Data entries for graphics
::::
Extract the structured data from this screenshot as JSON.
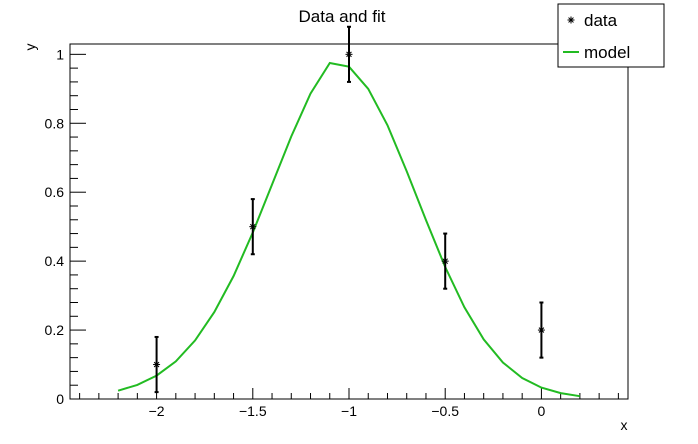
{
  "chart_data": {
    "type": "scatter",
    "title": "Data and fit",
    "xlabel": "x",
    "ylabel": "y",
    "xlim": [
      -2.45,
      0.45
    ],
    "ylim": [
      0,
      1.03
    ],
    "grid": false,
    "legend_position": "top-right",
    "x_ticks": [
      -2,
      -1.5,
      -1,
      -0.5,
      0
    ],
    "x_tick_labels": [
      "−2",
      "−1.5",
      "−1",
      "−0.5",
      "0"
    ],
    "y_ticks": [
      0,
      0.2,
      0.4,
      0.6,
      0.8,
      1
    ],
    "y_tick_labels": [
      "0",
      "0.2",
      "0.4",
      "0.6",
      "0.8",
      "1"
    ],
    "series": [
      {
        "name": "data",
        "kind": "points-with-errors",
        "color": "#000000",
        "x": [
          -2,
          -1.5,
          -1,
          -0.5,
          0
        ],
        "y": [
          0.1,
          0.5,
          1.0,
          0.4,
          0.2
        ],
        "yerr": [
          0.08,
          0.08,
          0.08,
          0.08,
          0.08
        ]
      },
      {
        "name": "model",
        "kind": "line",
        "color": "#22bb22",
        "x": [
          -2.2,
          -2.1,
          -2.0,
          -1.9,
          -1.8,
          -1.7,
          -1.6,
          -1.5,
          -1.4,
          -1.3,
          -1.2,
          -1.1,
          -1.0,
          -0.9,
          -0.8,
          -0.7,
          -0.6,
          -0.5,
          -0.4,
          -0.3,
          -0.2,
          -0.1,
          0.0,
          0.1,
          0.2
        ],
        "y": [
          0.024,
          0.041,
          0.068,
          0.109,
          0.17,
          0.252,
          0.357,
          0.483,
          0.622,
          0.762,
          0.886,
          0.975,
          0.964,
          0.9,
          0.794,
          0.661,
          0.519,
          0.383,
          0.266,
          0.173,
          0.106,
          0.061,
          0.033,
          0.017,
          0.008
        ]
      }
    ]
  }
}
::::
■ Task objective:
Extract every line of the data exactly; pictures stay out.

■ Written answer:
Extract the structured data from this screenshot as JSON.
{
  "chart_data": {
    "type": "scatter",
    "title": "Data and fit",
    "xlabel": "x",
    "ylabel": "y",
    "xlim": [
      -2.45,
      0.45
    ],
    "ylim": [
      0,
      1.03
    ],
    "grid": false,
    "legend_position": "top-right",
    "x_ticks": [
      -2,
      -1.5,
      -1,
      -0.5,
      0
    ],
    "x_tick_labels": [
      "−2",
      "−1.5",
      "−1",
      "−0.5",
      "0"
    ],
    "y_ticks": [
      0,
      0.2,
      0.4,
      0.6,
      0.8,
      1
    ],
    "y_tick_labels": [
      "0",
      "0.2",
      "0.4",
      "0.6",
      "0.8",
      "1"
    ],
    "series": [
      {
        "name": "data",
        "kind": "points-with-errors",
        "color": "#000000",
        "x": [
          -2,
          -1.5,
          -1,
          -0.5,
          0
        ],
        "y": [
          0.1,
          0.5,
          1.0,
          0.4,
          0.2
        ],
        "yerr": [
          0.08,
          0.08,
          0.08,
          0.08,
          0.08
        ]
      },
      {
        "name": "model",
        "kind": "line",
        "color": "#22bb22",
        "x": [
          -2.2,
          -2.1,
          -2.0,
          -1.9,
          -1.8,
          -1.7,
          -1.6,
          -1.5,
          -1.4,
          -1.3,
          -1.2,
          -1.1,
          -1.0,
          -0.9,
          -0.8,
          -0.7,
          -0.6,
          -0.5,
          -0.4,
          -0.3,
          -0.2,
          -0.1,
          0.0,
          0.1,
          0.2
        ],
        "y": [
          0.024,
          0.041,
          0.068,
          0.109,
          0.17,
          0.252,
          0.357,
          0.483,
          0.622,
          0.762,
          0.886,
          0.975,
          0.964,
          0.9,
          0.794,
          0.661,
          0.519,
          0.383,
          0.266,
          0.173,
          0.106,
          0.061,
          0.033,
          0.017,
          0.008
        ]
      }
    ]
  }
}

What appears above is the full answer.